[Saved entries]
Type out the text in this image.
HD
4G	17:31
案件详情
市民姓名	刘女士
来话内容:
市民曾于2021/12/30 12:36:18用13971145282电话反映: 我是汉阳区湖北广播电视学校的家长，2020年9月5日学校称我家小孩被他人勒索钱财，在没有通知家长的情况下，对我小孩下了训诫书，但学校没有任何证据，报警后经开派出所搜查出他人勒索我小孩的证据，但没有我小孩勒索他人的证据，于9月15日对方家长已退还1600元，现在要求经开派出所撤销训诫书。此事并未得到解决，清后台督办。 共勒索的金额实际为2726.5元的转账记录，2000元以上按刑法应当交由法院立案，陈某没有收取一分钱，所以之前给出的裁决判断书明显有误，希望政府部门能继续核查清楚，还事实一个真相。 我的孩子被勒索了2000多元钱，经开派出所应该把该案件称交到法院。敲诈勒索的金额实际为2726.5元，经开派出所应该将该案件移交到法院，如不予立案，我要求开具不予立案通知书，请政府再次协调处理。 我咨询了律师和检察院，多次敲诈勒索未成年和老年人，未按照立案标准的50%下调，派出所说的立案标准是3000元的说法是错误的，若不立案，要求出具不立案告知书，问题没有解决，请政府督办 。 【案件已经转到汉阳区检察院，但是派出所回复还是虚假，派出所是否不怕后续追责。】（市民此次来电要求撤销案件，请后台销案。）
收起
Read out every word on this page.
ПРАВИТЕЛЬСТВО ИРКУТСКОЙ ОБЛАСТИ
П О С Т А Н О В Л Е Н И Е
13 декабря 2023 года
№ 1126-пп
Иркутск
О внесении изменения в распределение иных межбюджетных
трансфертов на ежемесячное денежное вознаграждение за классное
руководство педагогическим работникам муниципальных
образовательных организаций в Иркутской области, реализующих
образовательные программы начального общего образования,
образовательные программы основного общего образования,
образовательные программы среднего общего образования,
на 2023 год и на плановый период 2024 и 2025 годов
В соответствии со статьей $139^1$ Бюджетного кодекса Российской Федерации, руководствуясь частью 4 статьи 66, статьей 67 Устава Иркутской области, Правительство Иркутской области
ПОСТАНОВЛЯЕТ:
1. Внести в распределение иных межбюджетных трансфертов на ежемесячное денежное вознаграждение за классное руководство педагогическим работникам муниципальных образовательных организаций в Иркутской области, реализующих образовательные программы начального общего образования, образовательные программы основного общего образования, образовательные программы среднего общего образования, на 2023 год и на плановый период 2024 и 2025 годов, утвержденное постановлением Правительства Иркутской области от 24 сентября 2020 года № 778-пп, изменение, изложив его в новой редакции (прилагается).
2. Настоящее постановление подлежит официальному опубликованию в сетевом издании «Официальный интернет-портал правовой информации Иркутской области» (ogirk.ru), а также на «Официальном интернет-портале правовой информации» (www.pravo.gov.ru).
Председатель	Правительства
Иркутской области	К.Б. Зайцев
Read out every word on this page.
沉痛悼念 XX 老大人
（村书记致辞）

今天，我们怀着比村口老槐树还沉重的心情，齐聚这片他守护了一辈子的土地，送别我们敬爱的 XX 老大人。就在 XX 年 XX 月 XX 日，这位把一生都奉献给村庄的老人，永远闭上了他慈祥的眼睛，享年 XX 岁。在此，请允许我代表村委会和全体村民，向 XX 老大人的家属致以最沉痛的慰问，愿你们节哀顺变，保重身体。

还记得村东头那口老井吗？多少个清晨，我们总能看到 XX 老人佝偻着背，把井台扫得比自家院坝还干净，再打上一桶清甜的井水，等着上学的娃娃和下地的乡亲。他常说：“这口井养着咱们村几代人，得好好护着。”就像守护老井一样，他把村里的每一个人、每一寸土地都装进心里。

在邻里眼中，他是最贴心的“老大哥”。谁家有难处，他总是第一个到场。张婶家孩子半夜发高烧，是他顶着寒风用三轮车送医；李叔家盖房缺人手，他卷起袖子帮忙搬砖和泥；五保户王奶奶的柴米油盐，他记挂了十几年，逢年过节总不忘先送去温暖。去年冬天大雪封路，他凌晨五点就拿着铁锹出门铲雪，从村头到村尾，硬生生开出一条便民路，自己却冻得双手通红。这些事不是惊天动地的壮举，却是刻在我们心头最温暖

### Exercise instructions
Write all of the records out again exactly.

### The result
Type out the text in this image.
HD
4G	17:31
案件详情
市民姓名	刘女士
来话内容:
市民曾于2021/12/30 12:36:18用13971145282电话反映: 我是汉阳区湖北广播电视学校的家长，2020年9月5日学校称我家小孩被他人勒索钱财，在没有通知家长的情况下，对我小孩下了训诫书，但学校没有任何证据，报警后经开派出所搜查出他人勒索我小孩的证据，但没有我小孩勒索他人的证据，于9月15日对方家长已退还1600元，现在要求经开派出所撤销训诫书。此事并未得到解决，清后台督办。 共勒索的金额实际为2726.5元的转账记录，2000元以上按刑法应当交由法院立案，陈某没有收取一分钱，所以之前给出的裁决判断书明显有误，希望政府部门能继续核查清楚，还事实一个真相。 我的孩子被勒索了2000多元钱，经开派出所应该把该案件称交到法院。敲诈勒索的金额实际为2726.5元，经开派出所应该将该案件移交到法院，如不予立案，我要求开具不予立案通知书，请政府再次协调处理。 我咨询了律师和检察院，多次敲诈勒索未成年和老年人，未按照立案标准的50%下调，派出所说的立案标准是3000元的说法是错误的，若不立案，要求出具不立案告知书，问题没有解决，请政府督办 。 【案件已经转到汉阳区检察院，但是派出所回复还是虚假，派出所是否不怕后续追责。】（市民此次来电要求撤销案件，请后台销案。）
收起
Read out every word on this page.
ПРАВИТЕЛЬСТВО ИРКУТСКОЙ ОБЛАСТИ
П О С Т А Н О В Л Е Н И Е
13 декабря 2023 года
№ 1126-пп
Иркутск
О внесении изменения в распределение иных межбюджетных
трансфертов на ежемесячное денежное вознаграждение за классное
руководство педагогическим работникам муниципальных
образовательных организаций в Иркутской области, реализующих
образовательные программы начального общего образования,
образовательные программы основного общего образования,
образовательные программы среднего общего образования,
на 2023 год и на плановый период 2024 и 2025 годов
В соответствии со статьей $139^1$ Бюджетного кодекса Российской Федерации, руководствуясь частью 4 статьи 66, статьей 67 Устава Иркутской области, Правительство Иркутской области
ПОСТАНОВЛЯЕТ:
1. Внести в распределение иных межбюджетных трансфертов на ежемесячное денежное вознаграждение за классное руководство педагогическим работникам муниципальных образовательных организаций в Иркутской области, реализующих образовательные программы начального общего образования, образовательные программы основного общего образования, образовательные программы среднего общего образования, на 2023 год и на плановый период 2024 и 2025 годов, утвержденное постановлением Правительства Иркутской области от 24 сентября 2020 года № 778-пп, изменение, изложив его в новой редакции (прилагается).
2. Настоящее постановление подлежит официальному опубликованию в сетевом издании «Официальный интернет-портал правовой информации Иркутской области» (ogirk.ru), а также на «Официальном интернет-портале правовой информации» (www.pravo.gov.ru).
Председатель	Правительства
Иркутской области	К.Б. Зайцев
Read out every word on this page.
沉痛悼念 XX 老大人
（村书记致辞）

今天，我们怀着比村口老槐树还沉重的心情，齐聚这片他守护了一辈子的土地，送别我们敬爱的 XX 老大人。就在 XX 年 XX 月 XX 日，这位把一生都奉献给村庄的老人，永远闭上了他慈祥的眼睛，享年 XX 岁。在此，请允许我代表村委会和全体村民，向 XX 老大人的家属致以最沉痛的慰问，愿你们节哀顺变，保重身体。

还记得村东头那口老井吗？多少个清晨，我们总能看到 XX 老人佝偻着背，把井台扫得比自家院坝还干净，再打上一桶清甜的井水，等着上学的娃娃和下地的乡亲。他常说：“这口井养着咱们村几代人，得好好护着。”就像守护老井一样，他把村里的每一个人、每一寸土地都装进心里。

在邻里眼中，他是最贴心的“老大哥”。谁家有难处，他总是第一个到场。张婶家孩子半夜发高烧，是他顶着寒风用三轮车送医；李叔家盖房缺人手，他卷起袖子帮忙搬砖和泥；五保户王奶奶的柴米油盐，他记挂了十几年，逢年过节总不忘先送去温暖。去年冬天大雪封路，他凌晨五点就拿着铁锹出门铲雪，从村头到村尾，硬生生开出一条便民路，自己却冻得双手通红。这些事不是惊天动地的壮举，却是刻在我们心头最温暖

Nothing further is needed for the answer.